Dataset entries
↓↓↓

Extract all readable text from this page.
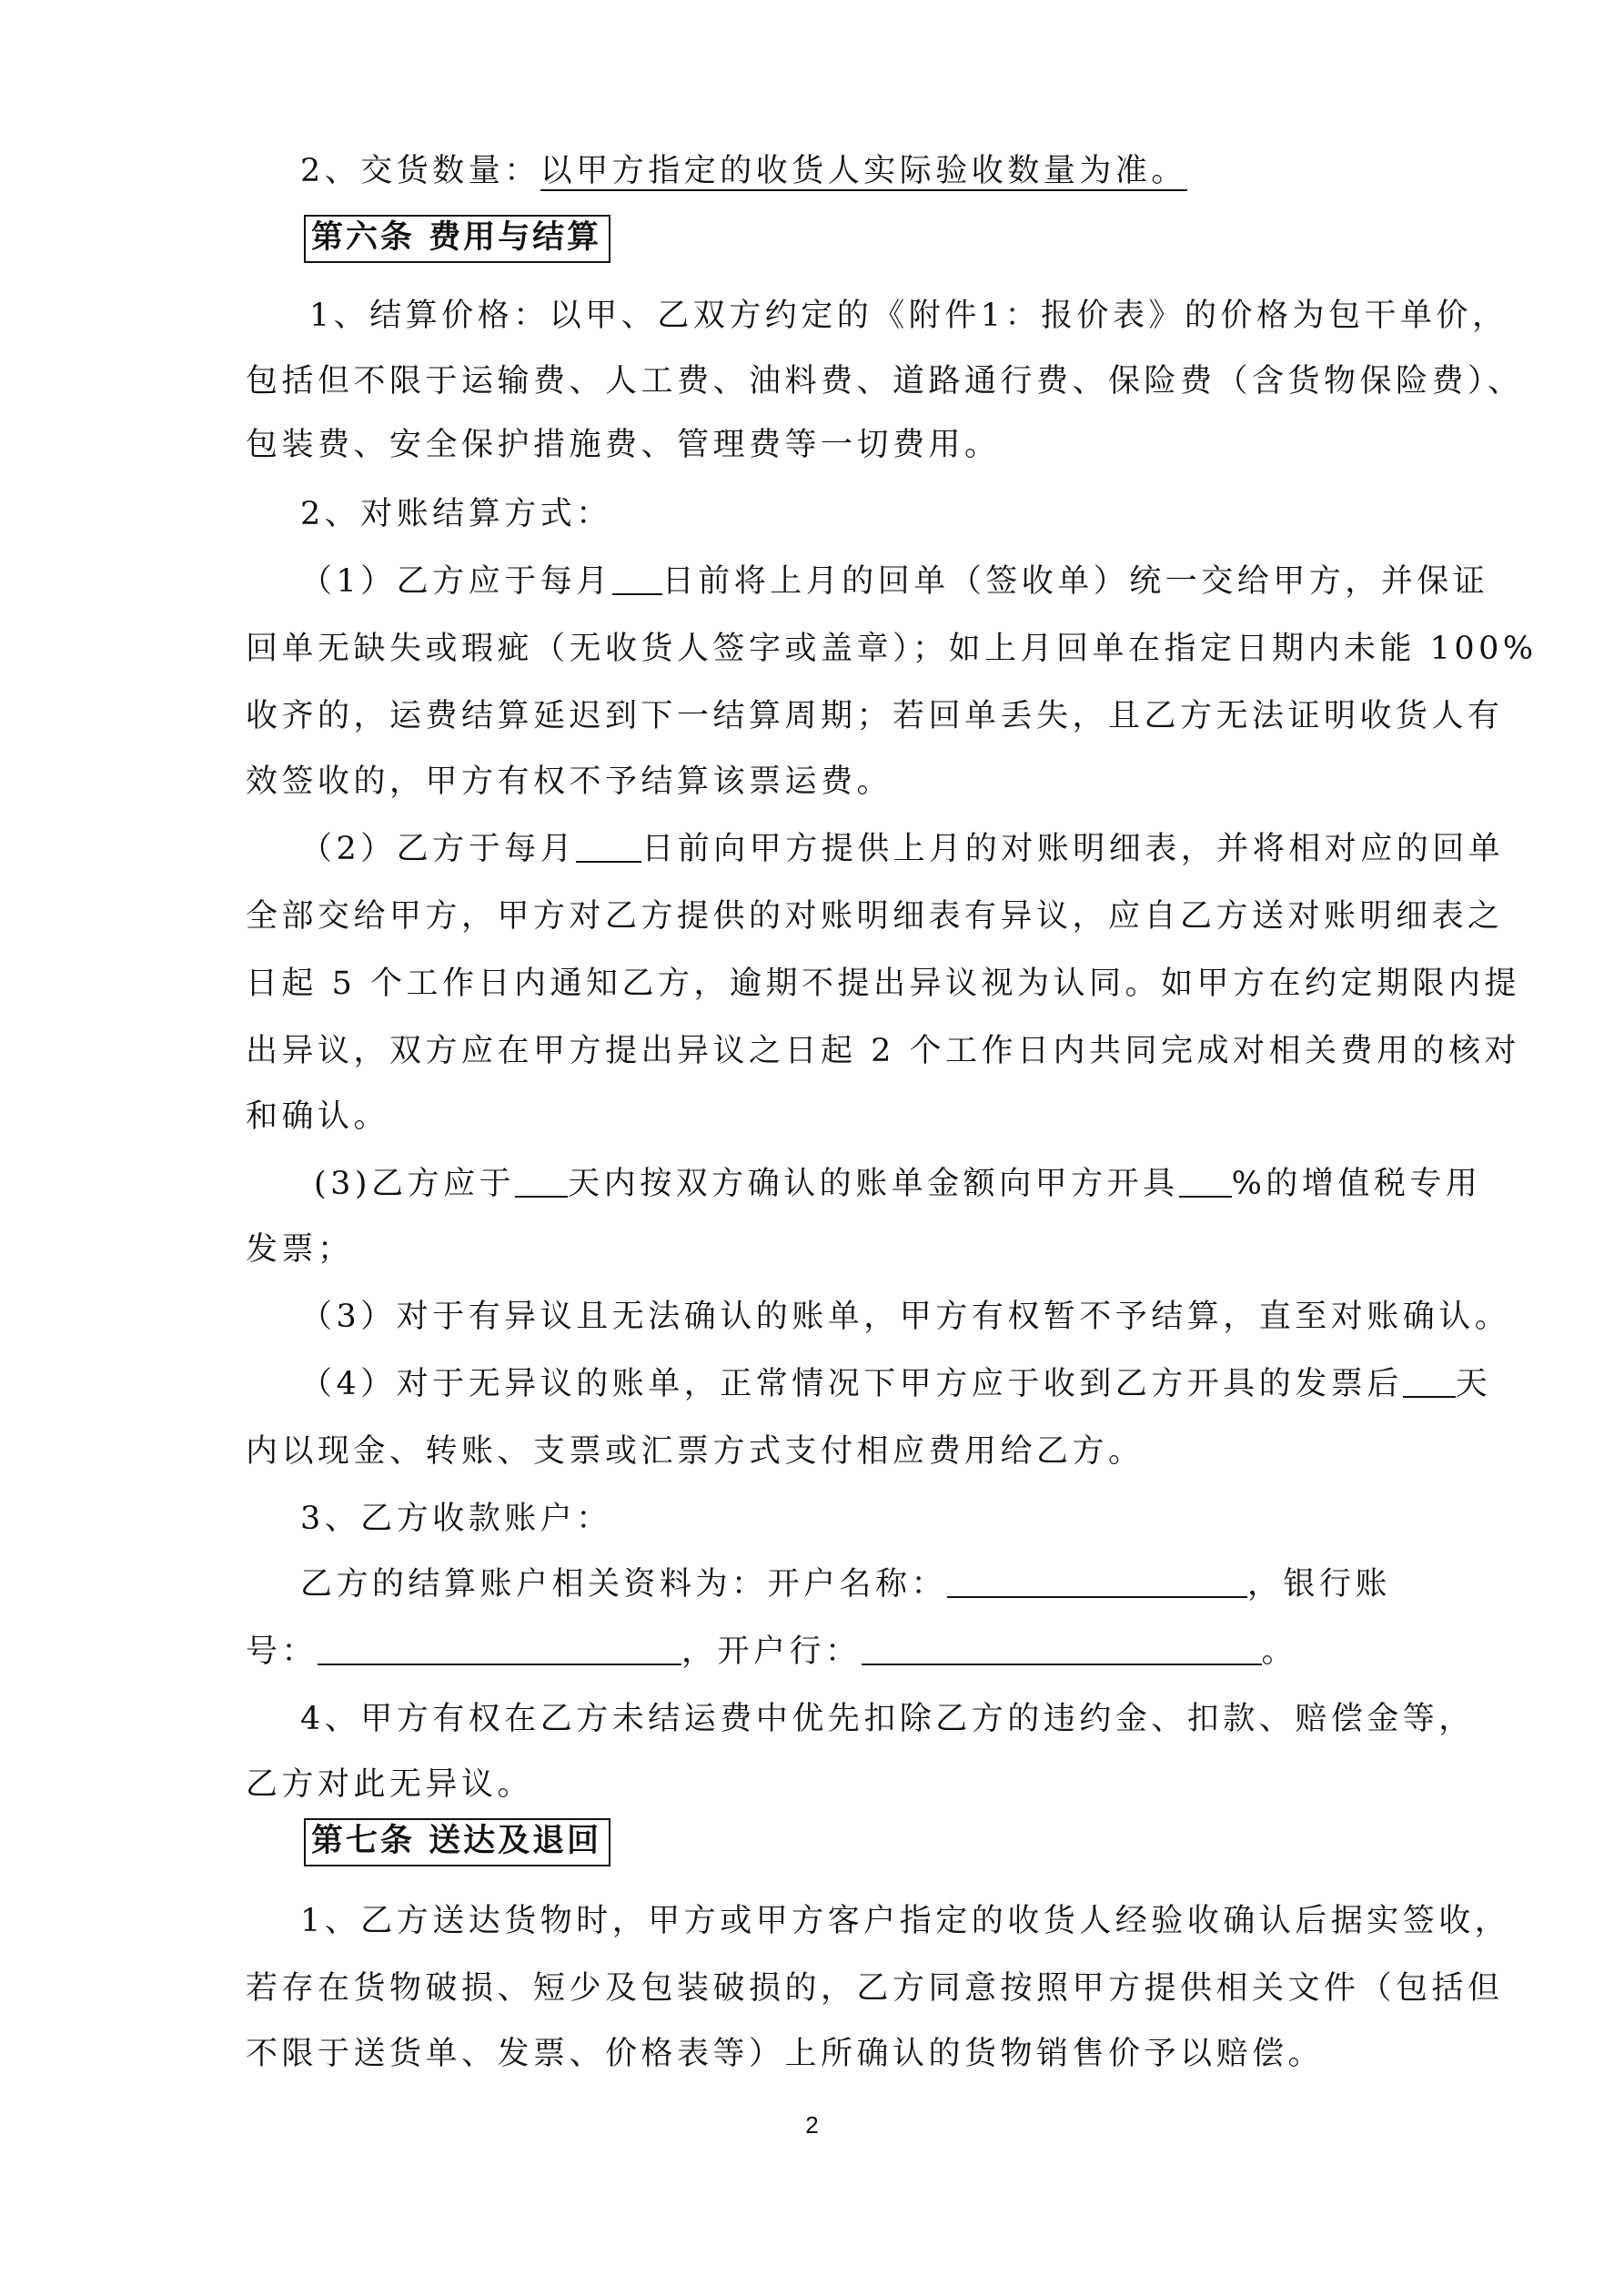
2、交货数量：以甲方指定的收货人实际验收数量为准。
第六条 费用与结算
1、结算价格：以甲、乙双方约定的《附件1：报价表》的价格为包干单价，
包括但不限于运输费、人工费、油料费、道路通行费、保险费（含货物保险费）、
包装费、安全保护措施费、管理费等一切费用。
2、对账结算方式：
（1）乙方应于每月 日前将上月的回单（签收单）统一交给甲方，并保证
回单无缺失或瑕疵（无收货人签字或盖章）；如上月回单在指定日期内未能 100%
收齐的，运费结算延迟到下一结算周期；若回单丢失，且乙方无法证明收货人有
效签收的，甲方有权不予结算该票运费。
（2）乙方于每月 日前向甲方提供上月的对账明细表，并将相对应的回单
全部交给甲方，甲方对乙方提供的对账明细表有异议，应自乙方送对账明细表之
日起 5 个工作日内通知乙方，逾期不提出异议视为认同。如甲方在约定期限内提
出异议，双方应在甲方提出异议之日起 2 个工作日内共同完成对相关费用的核对
和确认。
(3)乙方应于 天内按双方确认的账单金额向甲方开具 %的增值税专用
发票；
（3）对于有异议且无法确认的账单，甲方有权暂不予结算，直至对账确认。
（4）对于无异议的账单，正常情况下甲方应于收到乙方开具的发票后 天
内以现金、转账、支票或汇票方式支付相应费用给乙方。
3、乙方收款账户：
乙方的结算账户相关资料为：开户名称：	，银行账
号：	，开户行：	。
4、甲方有权在乙方未结运费中优先扣除乙方的违约金、扣款、赔偿金等，
乙方对此无异议。
第七条 送达及退回
1、乙方送达货物时，甲方或甲方客户指定的收货人经验收确认后据实签收，
若存在货物破损、短少及包装破损的，乙方同意按照甲方提供相关文件（包括但
不限于送货单、发票、价格表等）上所确认的货物销售价予以赔偿。
2
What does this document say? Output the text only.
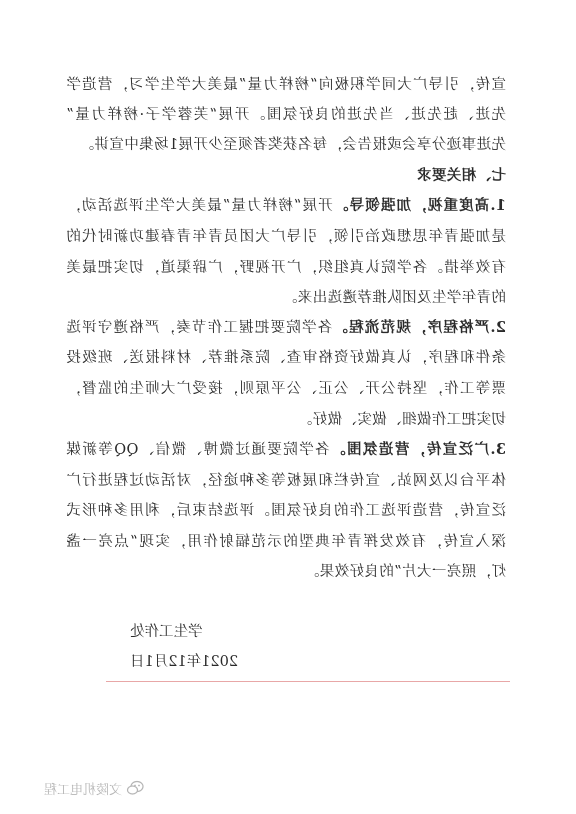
宣传，引导广大同学积极向“榜样力量”最美大学生学习，营造学

先进、赶先进、当先进的良好氛围。开展“芙蓉学子·榜样力量”

先进事迹分享会或报告会，每名获奖者须至少开展1场集中宣讲。

七、相关要求

1.高度重视，加强领导。开展“榜样力量”最美大学生评选活动，

是加强青年思想政治引领，引导广大团员青年青春建功新时代的

有效举措。各学院认真组织，广开视野，广辟渠道，切实把最美

的青年学生及团队推荐遴选出来。

2.严格程序，规范流程。各学院要把握工作节奏，严格遵守评选

条件和程序，认真做好资格审查、院系推荐、材料报送、班级投

票等工作，坚持公开、公正、公平原则，接受广大师生的监督，

切实把工作做细、做实、做好。

3.广泛宣传，营造氛围。各学院要通过微博、微信、QQ等新媒

体平台以及网站、宣传栏和展板等多种途径，对活动过程进行广

泛宣传，营造评选工作的良好氛围。评选结束后，利用多种形式

深入宣传，有效发挥青年典型的示范辐射作用，实现“点亮一盏

灯，照亮一大片”的良好效果。

学生工作处
2021年12月1日
文陵机电工程
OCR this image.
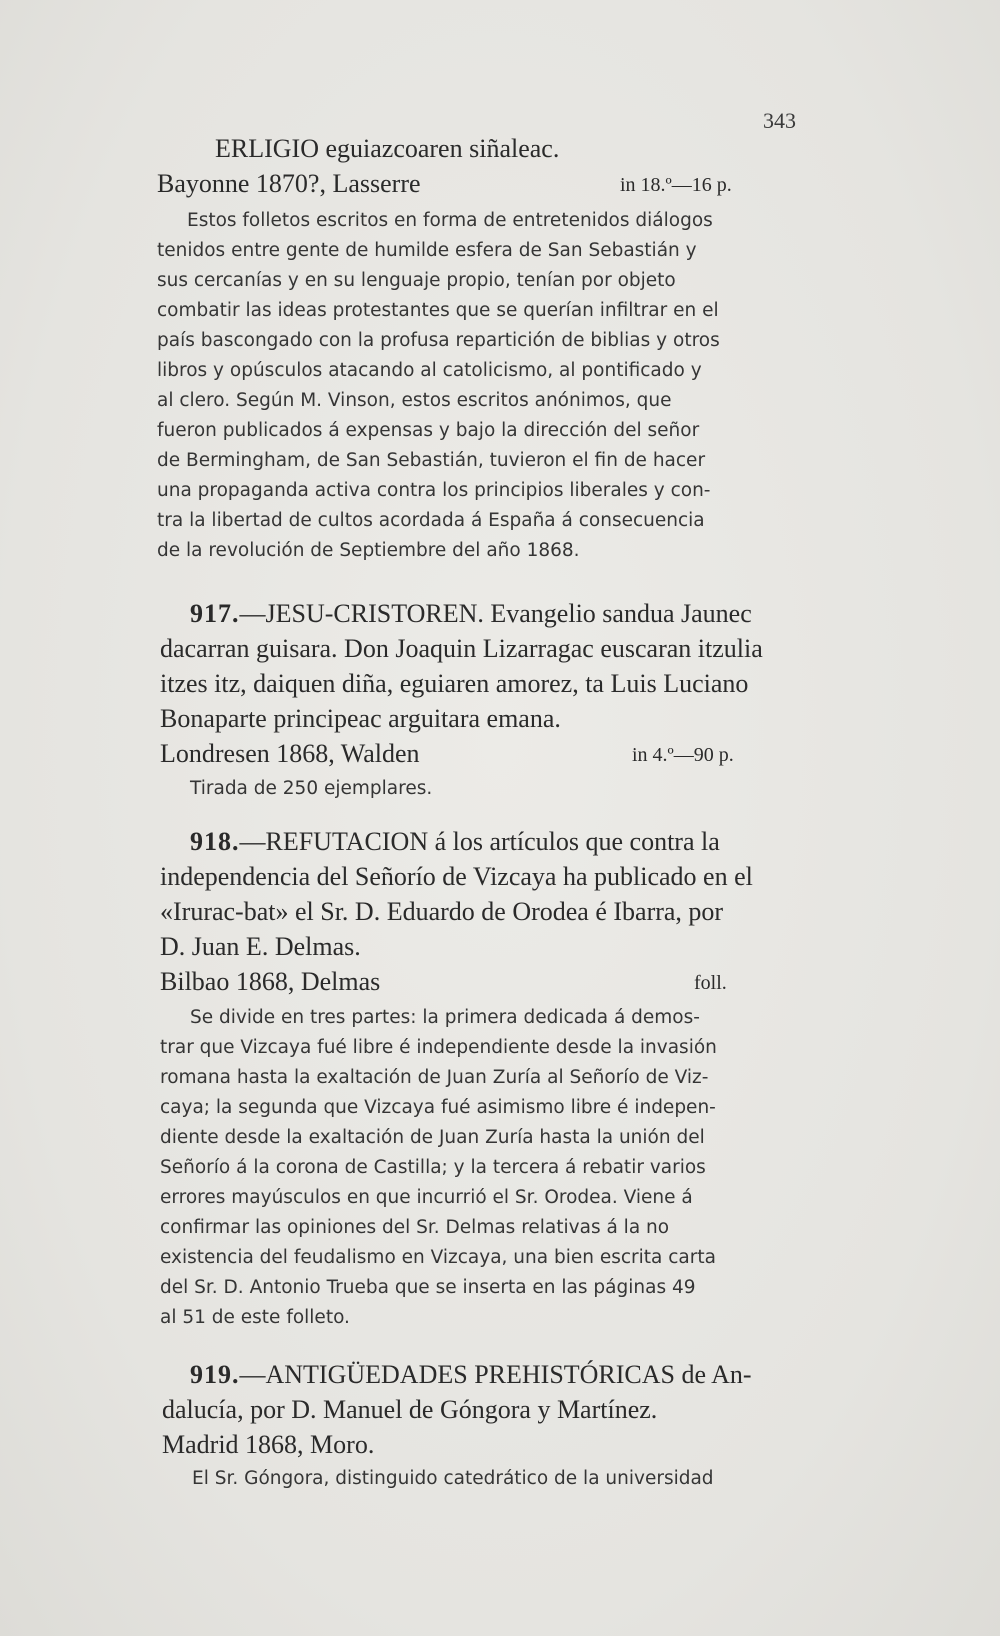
343
ERLIGIO eguiazcoaren siñaleac.
Bayonne 1870?, Lasserre	in 18.º—16 p.
Estos folletos escritos en forma de entretenidos diálogos
tenidos entre gente de humilde esfera de San Sebastián y
sus cercanías y en su lenguaje propio, tenían por objeto
combatir las ideas protestantes que se querían infiltrar en el
país bascongado con la profusa repartición de biblias y otros
libros y opúsculos atacando al catolicismo, al pontificado y
al clero. Según M. Vinson, estos escritos anónimos, que
fueron publicados á expensas y bajo la dirección del señor
de Bermingham, de San Sebastián, tuvieron el fin de hacer
una propaganda activa contra los principios liberales y con-
tra la libertad de cultos acordada á España á consecuencia
de la revolución de Septiembre del año 1868.
917.—JESU-CRISTOREN. Evangelio sandua Jaunec
dacarran guisara. Don Joaquin Lizarragac euscaran itzulia
itzes itz, daiquen diña, eguiaren amorez, ta Luis Luciano
Bonaparte principeac arguitara emana.
Londresen 1868, Walden	in 4.º—90 p.
Tirada de 250 ejemplares.
918.—REFUTACION á los artículos que contra la
independencia del Señorío de Vizcaya ha publicado en el
«Irurac-bat» el Sr. D. Eduardo de Orodea é Ibarra, por
D. Juan E. Delmas.
Bilbao 1868, Delmas	foll.
Se divide en tres partes: la primera dedicada á demos-
trar que Vizcaya fué libre é independiente desde la invasión
romana hasta la exaltación de Juan Zuría al Señorío de Viz-
caya; la segunda que Vizcaya fué asimismo libre é indepen-
diente desde la exaltación de Juan Zuría hasta la unión del
Señorío á la corona de Castilla; y la tercera á rebatir varios
errores mayúsculos en que incurrió el Sr. Orodea. Viene á
confirmar las opiniones del Sr. Delmas relativas á la no
existencia del feudalismo en Vizcaya, una bien escrita carta
del Sr. D. Antonio Trueba que se inserta en las páginas 49
al 51 de este folleto.
919.—ANTIGÜEDADES PREHISTÓRICAS de An-
dalucía, por D. Manuel de Góngora y Martínez.
Madrid 1868, Moro.
El Sr. Góngora, distinguido catedrático de la universidad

↑↑↑

## [To do]
The material above must be printed exactly, with its pictures left out.

## [Completed exercise]
Extract all readable text from this page.
2、交货数量：以甲方指定的收货人实际验收数量为准。
第六条 费用与结算
1、结算价格：以甲、乙双方约定的《附件1：报价表》的价格为包干单价，
包括但不限于运输费、人工费、油料费、道路通行费、保险费（含货物保险费）、
包装费、安全保护措施费、管理费等一切费用。
2、对账结算方式：
（1）乙方应于每月 日前将上月的回单（签收单）统一交给甲方，并保证
回单无缺失或瑕疵（无收货人签字或盖章）；如上月回单在指定日期内未能 100%
收齐的，运费结算延迟到下一结算周期；若回单丢失，且乙方无法证明收货人有
效签收的，甲方有权不予结算该票运费。
（2）乙方于每月 日前向甲方提供上月的对账明细表，并将相对应的回单
全部交给甲方，甲方对乙方提供的对账明细表有异议，应自乙方送对账明细表之
日起 5 个工作日内通知乙方，逾期不提出异议视为认同。如甲方在约定期限内提
出异议，双方应在甲方提出异议之日起 2 个工作日内共同完成对相关费用的核对
和确认。
(3)乙方应于 天内按双方确认的账单金额向甲方开具 %的增值税专用
发票；
（3）对于有异议且无法确认的账单，甲方有权暂不予结算，直至对账确认。
（4）对于无异议的账单，正常情况下甲方应于收到乙方开具的发票后 天
内以现金、转账、支票或汇票方式支付相应费用给乙方。
3、乙方收款账户：
乙方的结算账户相关资料为：开户名称：	，银行账
号：	，开户行：	。
4、甲方有权在乙方未结运费中优先扣除乙方的违约金、扣款、赔偿金等，
乙方对此无异议。
第七条 送达及退回
1、乙方送达货物时，甲方或甲方客户指定的收货人经验收确认后据实签收，
若存在货物破损、短少及包装破损的，乙方同意按照甲方提供相关文件（包括但
不限于送货单、发票、价格表等）上所确认的货物销售价予以赔偿。
2
What does this document say? Output the text only.
宣传，引导广大同学积极向“榜样力量”最美大学生学习，营造学

先进、赶先进、当先进的良好氛围。开展“芙蓉学子·榜样力量”

先进事迹分享会或报告会，每名获奖者须至少开展1场集中宣讲。

七、相关要求

1.高度重视，加强领导。开展“榜样力量”最美大学生评选活动，

是加强青年思想政治引领，引导广大团员青年青春建功新时代的

有效举措。各学院认真组织，广开视野，广辟渠道，切实把最美

的青年学生及团队推荐遴选出来。

2.严格程序，规范流程。各学院要把握工作节奏，严格遵守评选

条件和程序，认真做好资格审查、院系推荐、材料报送、班级投

票等工作，坚持公开、公正、公平原则，接受广大师生的监督，

切实把工作做细、做实、做好。

3.广泛宣传，营造氛围。各学院要通过微博、微信、QQ等新媒

体平台以及网站、宣传栏和展板等多种途径，对活动过程进行广

泛宣传，营造评选工作的良好氛围。评选结束后，利用多种形式

深入宣传，有效发挥青年典型的示范辐射作用，实现“点亮一盏

灯，照亮一大片”的良好效果。

学生工作处
2021年12月1日
文陵机电工程
OCR this image.
343
ERLIGIO eguiazcoaren siñaleac.
Bayonne 1870?, Lasserre	in 18.º—16 p.
Estos folletos escritos en forma de entretenidos diálogos
tenidos entre gente de humilde esfera de San Sebastián y
sus cercanías y en su lenguaje propio, tenían por objeto
combatir las ideas protestantes que se querían infiltrar en el
país bascongado con la profusa repartición de biblias y otros
libros y opúsculos atacando al catolicismo, al pontificado y
al clero. Según M. Vinson, estos escritos anónimos, que
fueron publicados á expensas y bajo la dirección del señor
de Bermingham, de San Sebastián, tuvieron el fin de hacer
una propaganda activa contra los principios liberales y con-
tra la libertad de cultos acordada á España á consecuencia
de la revolución de Septiembre del año 1868.
917.—JESU-CRISTOREN. Evangelio sandua Jaunec
dacarran guisara. Don Joaquin Lizarragac euscaran itzulia
itzes itz, daiquen diña, eguiaren amorez, ta Luis Luciano
Bonaparte principeac arguitara emana.
Londresen 1868, Walden	in 4.º—90 p.
Tirada de 250 ejemplares.
918.—REFUTACION á los artículos que contra la
independencia del Señorío de Vizcaya ha publicado en el
«Irurac-bat» el Sr. D. Eduardo de Orodea é Ibarra, por
D. Juan E. Delmas.
Bilbao 1868, Delmas	foll.
Se divide en tres partes: la primera dedicada á demos-
trar que Vizcaya fué libre é independiente desde la invasión
romana hasta la exaltación de Juan Zuría al Señorío de Viz-
caya; la segunda que Vizcaya fué asimismo libre é indepen-
diente desde la exaltación de Juan Zuría hasta la unión del
Señorío á la corona de Castilla; y la tercera á rebatir varios
errores mayúsculos en que incurrió el Sr. Orodea. Viene á
confirmar las opiniones del Sr. Delmas relativas á la no
existencia del feudalismo en Vizcaya, una bien escrita carta
del Sr. D. Antonio Trueba que se inserta en las páginas 49
al 51 de este folleto.
919.—ANTIGÜEDADES PREHISTÓRICAS de An-
dalucía, por D. Manuel de Góngora y Martínez.
Madrid 1868, Moro.
El Sr. Góngora, distinguido catedrático de la universidad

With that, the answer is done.